+++ Given records +++

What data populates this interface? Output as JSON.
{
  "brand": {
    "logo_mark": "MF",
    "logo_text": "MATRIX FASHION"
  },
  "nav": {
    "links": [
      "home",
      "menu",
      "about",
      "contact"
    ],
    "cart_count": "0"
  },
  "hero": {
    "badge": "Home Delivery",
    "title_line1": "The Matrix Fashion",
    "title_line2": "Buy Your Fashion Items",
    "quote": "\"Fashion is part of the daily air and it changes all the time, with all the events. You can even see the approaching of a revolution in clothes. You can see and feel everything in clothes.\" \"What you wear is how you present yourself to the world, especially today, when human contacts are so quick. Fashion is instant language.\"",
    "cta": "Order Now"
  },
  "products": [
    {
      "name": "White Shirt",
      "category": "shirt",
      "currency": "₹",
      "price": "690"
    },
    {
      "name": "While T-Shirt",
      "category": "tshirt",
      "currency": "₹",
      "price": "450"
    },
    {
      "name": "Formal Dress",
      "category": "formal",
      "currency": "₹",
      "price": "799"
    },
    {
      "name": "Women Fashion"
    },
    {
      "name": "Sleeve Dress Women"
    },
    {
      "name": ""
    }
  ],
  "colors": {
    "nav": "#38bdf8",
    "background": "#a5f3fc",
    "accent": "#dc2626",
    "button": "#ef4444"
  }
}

+++

## Task to carry out
Identify which lines contain the word "Women" and copy each one.

## Solution for this problem
      "name": "Women Fashion"
      "name": "Sleeve Dress Women"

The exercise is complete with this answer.